[Dataset excerpts]
%%

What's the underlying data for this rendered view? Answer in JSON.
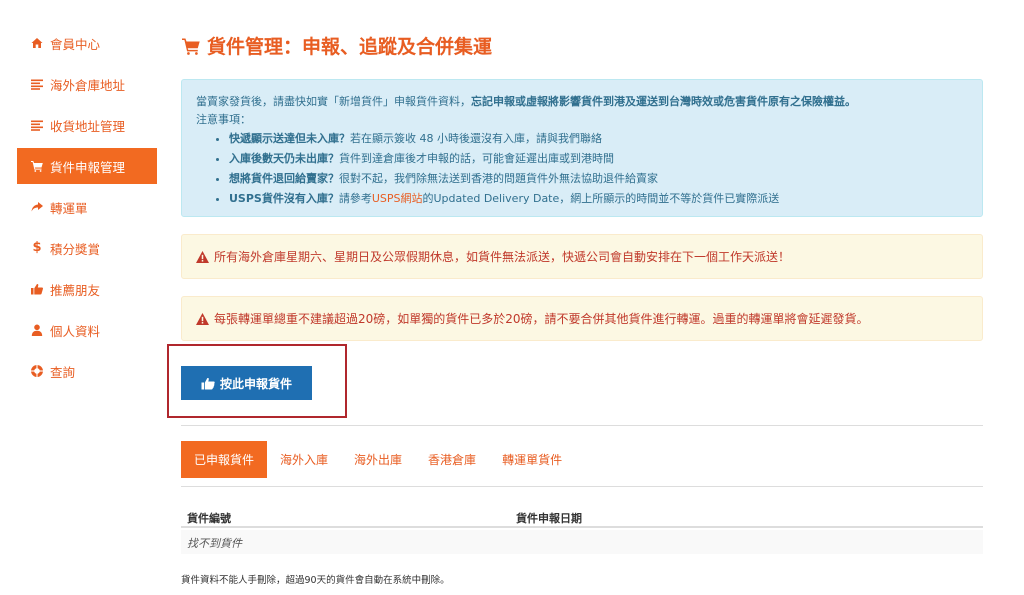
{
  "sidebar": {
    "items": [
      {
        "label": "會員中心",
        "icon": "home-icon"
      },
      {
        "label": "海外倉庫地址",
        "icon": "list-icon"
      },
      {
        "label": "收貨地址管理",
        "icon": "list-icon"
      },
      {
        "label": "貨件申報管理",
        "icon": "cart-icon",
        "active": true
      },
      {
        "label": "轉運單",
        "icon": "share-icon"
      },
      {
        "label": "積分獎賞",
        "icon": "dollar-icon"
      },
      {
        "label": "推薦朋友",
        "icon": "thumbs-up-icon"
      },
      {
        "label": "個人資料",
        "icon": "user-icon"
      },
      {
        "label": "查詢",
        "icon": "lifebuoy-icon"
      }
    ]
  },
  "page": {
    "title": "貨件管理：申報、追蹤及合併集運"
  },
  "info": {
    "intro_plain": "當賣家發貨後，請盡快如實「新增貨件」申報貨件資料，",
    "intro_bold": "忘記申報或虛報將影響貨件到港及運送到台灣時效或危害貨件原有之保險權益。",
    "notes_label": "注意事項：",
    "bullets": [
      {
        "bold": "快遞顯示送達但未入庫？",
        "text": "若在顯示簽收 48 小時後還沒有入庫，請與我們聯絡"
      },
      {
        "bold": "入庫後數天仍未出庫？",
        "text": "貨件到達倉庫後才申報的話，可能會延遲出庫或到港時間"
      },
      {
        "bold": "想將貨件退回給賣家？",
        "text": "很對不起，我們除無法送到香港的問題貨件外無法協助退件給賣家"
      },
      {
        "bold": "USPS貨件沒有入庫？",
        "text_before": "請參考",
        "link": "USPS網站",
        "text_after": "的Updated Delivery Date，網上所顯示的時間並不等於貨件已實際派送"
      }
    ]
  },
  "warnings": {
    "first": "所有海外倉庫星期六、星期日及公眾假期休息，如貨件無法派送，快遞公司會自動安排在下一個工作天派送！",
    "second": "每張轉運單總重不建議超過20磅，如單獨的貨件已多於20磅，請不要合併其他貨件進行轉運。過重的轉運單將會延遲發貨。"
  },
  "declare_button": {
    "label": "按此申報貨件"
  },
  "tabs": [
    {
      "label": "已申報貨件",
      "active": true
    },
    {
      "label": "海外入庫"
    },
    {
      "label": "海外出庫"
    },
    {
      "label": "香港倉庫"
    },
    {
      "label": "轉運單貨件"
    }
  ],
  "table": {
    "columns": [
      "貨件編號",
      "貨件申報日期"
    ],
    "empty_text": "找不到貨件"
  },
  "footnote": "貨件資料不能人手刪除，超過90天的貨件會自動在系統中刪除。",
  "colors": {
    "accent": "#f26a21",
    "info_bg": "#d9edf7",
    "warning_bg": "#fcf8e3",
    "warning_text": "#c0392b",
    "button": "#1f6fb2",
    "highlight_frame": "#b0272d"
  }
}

%%

## [Given instruction]
From the data, list each line in which the string "icon" appears.

## [Result]
        "icon": "home-icon"
        "icon": "list-icon"
        "icon": "list-icon"
        "icon": "cart-icon",
        "icon": "share-icon"
        "icon": "dollar-icon"
        "icon": "thumbs-up-icon"
        "icon": "user-icon"
        "icon": "lifebuoy-icon"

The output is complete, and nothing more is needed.